— start of Data entries —
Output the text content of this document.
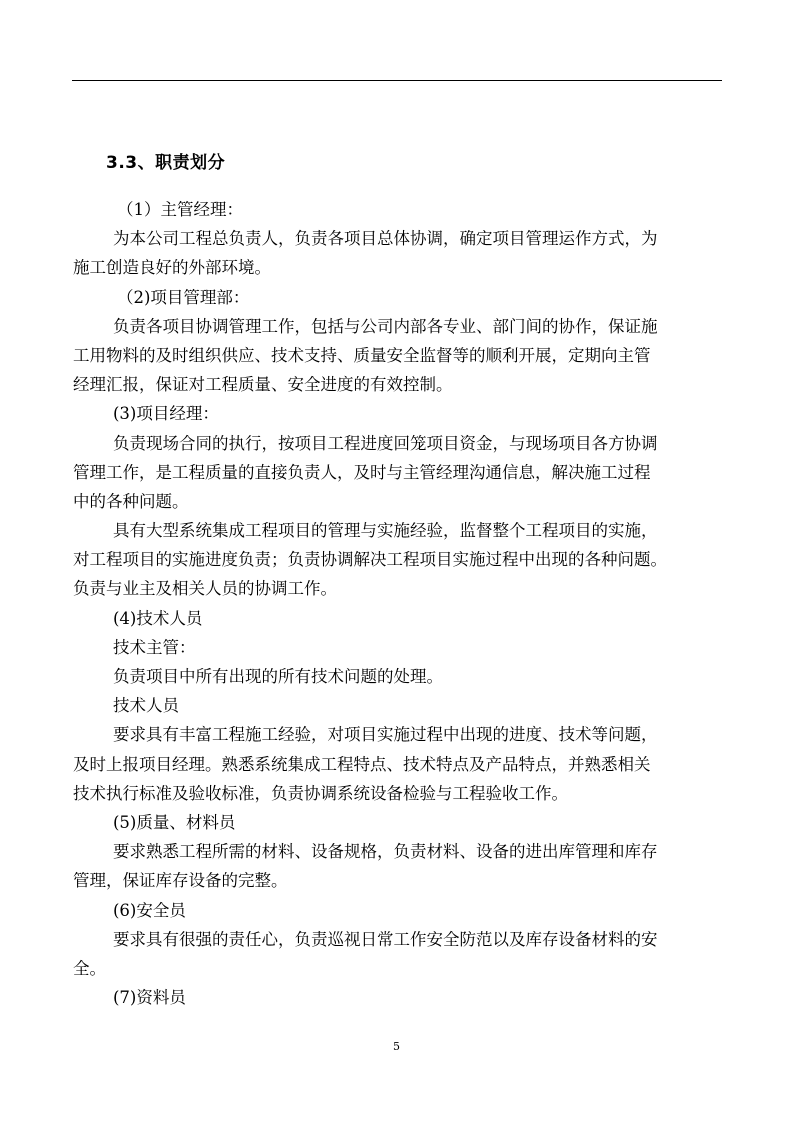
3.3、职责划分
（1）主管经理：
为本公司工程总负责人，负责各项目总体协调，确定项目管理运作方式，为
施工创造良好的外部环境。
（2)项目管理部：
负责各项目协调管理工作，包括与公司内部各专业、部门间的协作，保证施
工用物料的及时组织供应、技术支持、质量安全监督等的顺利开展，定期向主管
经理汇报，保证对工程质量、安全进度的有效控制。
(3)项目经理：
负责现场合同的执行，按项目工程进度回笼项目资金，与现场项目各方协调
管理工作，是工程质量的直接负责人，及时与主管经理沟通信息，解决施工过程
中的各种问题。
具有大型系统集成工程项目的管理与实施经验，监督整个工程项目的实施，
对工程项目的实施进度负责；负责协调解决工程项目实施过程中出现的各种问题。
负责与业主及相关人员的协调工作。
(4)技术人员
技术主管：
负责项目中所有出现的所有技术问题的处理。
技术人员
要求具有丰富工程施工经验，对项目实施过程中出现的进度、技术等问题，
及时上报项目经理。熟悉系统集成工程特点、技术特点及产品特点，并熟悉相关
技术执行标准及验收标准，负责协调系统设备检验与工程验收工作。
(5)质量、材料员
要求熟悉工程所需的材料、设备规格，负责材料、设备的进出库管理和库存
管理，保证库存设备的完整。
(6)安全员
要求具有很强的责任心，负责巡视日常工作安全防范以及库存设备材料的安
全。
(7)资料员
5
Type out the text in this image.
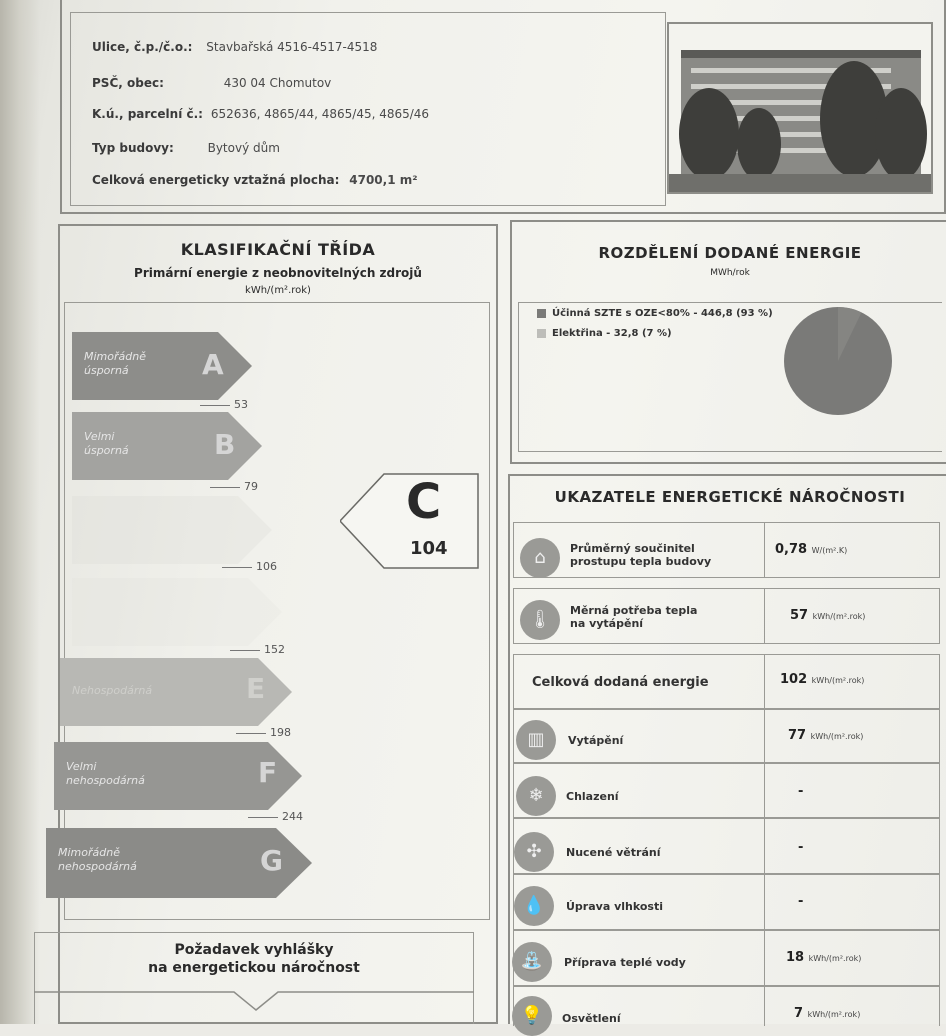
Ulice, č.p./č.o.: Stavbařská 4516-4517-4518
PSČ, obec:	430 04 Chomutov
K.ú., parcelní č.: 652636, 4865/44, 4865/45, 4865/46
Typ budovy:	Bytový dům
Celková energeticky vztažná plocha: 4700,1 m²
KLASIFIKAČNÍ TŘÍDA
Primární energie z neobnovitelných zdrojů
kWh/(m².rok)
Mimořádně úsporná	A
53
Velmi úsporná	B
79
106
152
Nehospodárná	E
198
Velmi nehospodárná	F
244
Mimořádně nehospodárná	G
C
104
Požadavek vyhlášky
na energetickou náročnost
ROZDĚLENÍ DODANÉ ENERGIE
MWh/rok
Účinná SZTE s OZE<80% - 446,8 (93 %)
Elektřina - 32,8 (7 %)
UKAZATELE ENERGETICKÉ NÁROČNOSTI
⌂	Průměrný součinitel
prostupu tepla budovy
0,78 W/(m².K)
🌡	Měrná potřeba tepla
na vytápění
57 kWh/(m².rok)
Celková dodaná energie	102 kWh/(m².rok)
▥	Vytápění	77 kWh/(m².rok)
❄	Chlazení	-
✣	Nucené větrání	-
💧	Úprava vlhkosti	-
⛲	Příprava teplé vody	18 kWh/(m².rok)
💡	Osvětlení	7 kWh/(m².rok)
— end of Data entries —
Lines that hold "text" are the ones to copy; find all of them.

** Right answer **
Output the text content of this document.
Type out the text in this image.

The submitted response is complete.